Stated goal:
Read the listing below and copy out every line that holds "Temperature".

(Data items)
┏━━

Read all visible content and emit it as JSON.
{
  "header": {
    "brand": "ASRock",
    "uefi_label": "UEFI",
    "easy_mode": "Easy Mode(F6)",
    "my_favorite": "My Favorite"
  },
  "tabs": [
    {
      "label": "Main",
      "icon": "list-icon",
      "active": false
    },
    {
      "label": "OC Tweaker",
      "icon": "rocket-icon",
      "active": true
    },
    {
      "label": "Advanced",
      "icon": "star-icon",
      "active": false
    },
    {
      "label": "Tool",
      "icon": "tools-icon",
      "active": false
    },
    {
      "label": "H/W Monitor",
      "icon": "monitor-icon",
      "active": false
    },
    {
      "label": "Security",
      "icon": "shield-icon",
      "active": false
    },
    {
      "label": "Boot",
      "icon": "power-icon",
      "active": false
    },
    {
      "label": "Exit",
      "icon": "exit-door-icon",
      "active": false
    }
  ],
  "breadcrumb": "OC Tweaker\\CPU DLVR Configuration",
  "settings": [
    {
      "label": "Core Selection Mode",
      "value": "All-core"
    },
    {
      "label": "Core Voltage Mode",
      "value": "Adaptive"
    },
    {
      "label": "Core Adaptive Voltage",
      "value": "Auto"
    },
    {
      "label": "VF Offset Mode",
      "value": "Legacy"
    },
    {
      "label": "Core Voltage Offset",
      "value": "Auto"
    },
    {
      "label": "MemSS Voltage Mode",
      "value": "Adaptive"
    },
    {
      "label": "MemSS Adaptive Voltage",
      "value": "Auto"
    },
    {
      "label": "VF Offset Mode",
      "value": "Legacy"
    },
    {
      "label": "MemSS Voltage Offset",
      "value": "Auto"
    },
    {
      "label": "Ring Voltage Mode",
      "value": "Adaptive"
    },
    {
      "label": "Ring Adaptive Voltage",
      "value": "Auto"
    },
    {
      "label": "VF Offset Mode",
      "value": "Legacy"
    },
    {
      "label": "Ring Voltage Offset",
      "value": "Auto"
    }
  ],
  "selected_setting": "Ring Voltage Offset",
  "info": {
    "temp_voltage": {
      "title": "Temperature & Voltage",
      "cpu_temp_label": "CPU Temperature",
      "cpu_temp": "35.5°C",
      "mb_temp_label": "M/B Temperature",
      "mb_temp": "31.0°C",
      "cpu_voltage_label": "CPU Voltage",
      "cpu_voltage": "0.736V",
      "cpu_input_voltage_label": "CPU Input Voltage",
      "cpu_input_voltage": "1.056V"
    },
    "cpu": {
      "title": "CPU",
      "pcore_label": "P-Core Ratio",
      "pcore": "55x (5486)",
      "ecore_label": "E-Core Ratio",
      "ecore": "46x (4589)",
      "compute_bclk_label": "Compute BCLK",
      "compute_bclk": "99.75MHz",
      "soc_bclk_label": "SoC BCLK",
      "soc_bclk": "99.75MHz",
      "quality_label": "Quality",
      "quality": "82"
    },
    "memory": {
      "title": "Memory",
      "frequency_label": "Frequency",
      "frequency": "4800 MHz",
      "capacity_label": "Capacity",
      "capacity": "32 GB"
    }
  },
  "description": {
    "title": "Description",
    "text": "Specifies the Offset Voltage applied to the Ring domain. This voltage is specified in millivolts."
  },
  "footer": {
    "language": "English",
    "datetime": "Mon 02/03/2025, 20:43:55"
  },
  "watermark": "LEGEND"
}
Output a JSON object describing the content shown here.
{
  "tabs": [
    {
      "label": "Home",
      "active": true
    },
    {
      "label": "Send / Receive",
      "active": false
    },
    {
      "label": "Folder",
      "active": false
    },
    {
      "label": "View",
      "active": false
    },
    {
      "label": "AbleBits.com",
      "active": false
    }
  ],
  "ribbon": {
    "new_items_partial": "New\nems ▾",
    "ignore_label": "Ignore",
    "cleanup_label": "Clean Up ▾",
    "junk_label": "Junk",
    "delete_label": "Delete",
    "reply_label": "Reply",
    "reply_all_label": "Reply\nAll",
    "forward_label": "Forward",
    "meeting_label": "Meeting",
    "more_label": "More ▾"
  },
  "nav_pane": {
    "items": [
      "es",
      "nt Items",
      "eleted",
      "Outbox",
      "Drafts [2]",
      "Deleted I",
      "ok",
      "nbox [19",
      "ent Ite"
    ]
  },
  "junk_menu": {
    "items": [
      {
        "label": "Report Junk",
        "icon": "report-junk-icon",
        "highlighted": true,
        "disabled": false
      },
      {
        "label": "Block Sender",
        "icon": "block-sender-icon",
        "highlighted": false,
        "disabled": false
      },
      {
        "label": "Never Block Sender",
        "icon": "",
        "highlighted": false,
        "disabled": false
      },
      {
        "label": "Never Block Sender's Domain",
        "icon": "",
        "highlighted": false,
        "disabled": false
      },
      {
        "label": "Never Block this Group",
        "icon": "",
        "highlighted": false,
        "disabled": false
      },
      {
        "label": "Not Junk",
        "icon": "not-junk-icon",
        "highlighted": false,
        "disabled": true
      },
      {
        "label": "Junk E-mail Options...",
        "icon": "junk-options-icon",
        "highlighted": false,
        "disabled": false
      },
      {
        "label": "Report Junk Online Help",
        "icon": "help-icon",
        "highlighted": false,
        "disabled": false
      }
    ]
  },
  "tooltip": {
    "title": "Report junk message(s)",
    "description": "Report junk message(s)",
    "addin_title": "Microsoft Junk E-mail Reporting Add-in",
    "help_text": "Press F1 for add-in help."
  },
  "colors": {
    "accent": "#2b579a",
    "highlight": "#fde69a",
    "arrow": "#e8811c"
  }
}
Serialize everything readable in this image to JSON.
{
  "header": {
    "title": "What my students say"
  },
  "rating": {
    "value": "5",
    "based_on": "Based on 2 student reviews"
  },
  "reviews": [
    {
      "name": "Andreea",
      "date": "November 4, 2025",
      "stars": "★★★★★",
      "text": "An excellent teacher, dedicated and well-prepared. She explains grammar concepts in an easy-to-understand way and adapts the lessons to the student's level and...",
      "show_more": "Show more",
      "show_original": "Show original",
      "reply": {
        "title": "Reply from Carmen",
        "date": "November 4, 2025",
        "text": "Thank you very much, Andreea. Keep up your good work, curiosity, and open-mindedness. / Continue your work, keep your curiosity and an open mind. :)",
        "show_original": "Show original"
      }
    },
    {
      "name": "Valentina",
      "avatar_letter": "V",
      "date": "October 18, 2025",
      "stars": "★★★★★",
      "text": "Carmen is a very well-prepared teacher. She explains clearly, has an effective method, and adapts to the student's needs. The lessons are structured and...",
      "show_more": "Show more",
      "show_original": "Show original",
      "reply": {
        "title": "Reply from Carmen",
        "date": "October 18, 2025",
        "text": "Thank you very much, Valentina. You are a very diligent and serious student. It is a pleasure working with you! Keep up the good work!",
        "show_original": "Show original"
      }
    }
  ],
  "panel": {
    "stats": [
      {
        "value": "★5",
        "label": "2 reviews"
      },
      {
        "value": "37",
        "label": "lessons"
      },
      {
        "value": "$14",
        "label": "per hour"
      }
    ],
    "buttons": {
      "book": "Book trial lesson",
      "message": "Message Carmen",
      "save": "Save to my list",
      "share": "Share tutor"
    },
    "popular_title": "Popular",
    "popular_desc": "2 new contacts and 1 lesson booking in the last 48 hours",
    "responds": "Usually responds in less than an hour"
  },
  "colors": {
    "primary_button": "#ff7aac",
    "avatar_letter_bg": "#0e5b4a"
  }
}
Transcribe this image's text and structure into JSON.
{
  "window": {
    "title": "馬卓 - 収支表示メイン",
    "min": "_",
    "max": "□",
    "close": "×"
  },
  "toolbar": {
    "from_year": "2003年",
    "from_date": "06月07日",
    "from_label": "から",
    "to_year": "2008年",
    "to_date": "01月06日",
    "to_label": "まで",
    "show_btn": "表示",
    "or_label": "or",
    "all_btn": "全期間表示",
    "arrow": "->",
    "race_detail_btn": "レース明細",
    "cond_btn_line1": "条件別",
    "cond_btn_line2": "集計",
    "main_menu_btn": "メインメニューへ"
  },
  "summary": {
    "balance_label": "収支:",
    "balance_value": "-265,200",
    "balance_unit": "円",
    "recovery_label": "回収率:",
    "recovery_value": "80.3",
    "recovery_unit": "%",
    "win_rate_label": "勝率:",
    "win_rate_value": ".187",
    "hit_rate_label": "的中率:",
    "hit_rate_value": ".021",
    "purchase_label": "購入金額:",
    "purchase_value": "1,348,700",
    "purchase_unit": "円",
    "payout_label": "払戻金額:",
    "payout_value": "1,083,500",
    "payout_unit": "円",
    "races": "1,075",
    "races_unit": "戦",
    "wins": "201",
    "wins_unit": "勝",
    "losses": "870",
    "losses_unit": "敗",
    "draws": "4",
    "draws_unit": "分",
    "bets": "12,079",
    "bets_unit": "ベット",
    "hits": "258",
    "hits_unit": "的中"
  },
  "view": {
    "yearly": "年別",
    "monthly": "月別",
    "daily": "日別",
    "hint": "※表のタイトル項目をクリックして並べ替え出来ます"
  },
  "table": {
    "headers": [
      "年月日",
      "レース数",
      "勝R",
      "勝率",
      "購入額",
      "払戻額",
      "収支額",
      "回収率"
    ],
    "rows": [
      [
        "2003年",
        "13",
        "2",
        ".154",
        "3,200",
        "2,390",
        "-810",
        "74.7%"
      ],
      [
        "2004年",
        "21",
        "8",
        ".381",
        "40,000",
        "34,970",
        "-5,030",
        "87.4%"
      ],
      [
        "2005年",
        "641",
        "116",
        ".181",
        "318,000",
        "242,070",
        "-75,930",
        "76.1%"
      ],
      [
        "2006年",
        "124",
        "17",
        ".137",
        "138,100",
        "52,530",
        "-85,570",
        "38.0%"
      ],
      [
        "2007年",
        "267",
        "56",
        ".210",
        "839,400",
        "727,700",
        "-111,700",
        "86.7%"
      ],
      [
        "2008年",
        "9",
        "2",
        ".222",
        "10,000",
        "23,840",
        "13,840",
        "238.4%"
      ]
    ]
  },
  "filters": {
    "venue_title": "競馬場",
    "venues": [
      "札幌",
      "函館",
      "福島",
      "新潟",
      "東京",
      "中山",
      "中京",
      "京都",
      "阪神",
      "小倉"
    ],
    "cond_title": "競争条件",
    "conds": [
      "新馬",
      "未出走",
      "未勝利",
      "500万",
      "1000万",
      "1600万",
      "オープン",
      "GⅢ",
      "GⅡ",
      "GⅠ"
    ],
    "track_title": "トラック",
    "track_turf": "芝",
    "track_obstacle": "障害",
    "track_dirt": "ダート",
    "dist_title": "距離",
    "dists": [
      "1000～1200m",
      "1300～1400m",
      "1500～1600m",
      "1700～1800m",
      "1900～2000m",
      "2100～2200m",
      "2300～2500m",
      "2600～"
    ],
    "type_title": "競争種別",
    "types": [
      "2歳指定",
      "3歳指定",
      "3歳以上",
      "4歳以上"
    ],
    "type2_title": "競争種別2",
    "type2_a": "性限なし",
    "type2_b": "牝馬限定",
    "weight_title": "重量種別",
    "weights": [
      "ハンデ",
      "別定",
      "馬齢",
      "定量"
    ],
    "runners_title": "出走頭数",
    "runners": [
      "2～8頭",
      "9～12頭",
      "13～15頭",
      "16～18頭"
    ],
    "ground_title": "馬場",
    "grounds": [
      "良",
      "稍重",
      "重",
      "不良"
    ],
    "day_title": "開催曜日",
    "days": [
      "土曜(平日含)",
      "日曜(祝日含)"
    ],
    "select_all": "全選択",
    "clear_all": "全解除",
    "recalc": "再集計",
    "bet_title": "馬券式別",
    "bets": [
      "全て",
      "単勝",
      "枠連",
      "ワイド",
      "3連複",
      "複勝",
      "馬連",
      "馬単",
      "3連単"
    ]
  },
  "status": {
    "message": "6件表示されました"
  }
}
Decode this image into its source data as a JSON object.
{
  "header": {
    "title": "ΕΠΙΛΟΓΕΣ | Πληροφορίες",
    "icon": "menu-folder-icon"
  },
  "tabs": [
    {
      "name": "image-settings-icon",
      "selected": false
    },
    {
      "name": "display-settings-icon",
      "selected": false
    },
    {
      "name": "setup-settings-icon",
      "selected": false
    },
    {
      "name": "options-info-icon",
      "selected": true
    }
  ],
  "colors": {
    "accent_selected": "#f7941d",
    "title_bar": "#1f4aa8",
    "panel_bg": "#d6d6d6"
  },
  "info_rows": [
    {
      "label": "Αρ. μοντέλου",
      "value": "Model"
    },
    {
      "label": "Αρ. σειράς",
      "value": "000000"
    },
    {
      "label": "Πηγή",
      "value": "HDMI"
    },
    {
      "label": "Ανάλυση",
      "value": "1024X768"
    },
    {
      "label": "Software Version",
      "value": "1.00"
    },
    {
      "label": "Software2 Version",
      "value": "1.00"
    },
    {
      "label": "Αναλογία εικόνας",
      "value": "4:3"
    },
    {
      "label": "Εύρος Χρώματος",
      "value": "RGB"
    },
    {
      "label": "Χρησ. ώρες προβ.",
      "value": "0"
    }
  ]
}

┗━━

Result below:
      "title": "Temperature & Voltage",
      "cpu_temp_label": "CPU Temperature",
      "mb_temp_label": "M/B Temperature",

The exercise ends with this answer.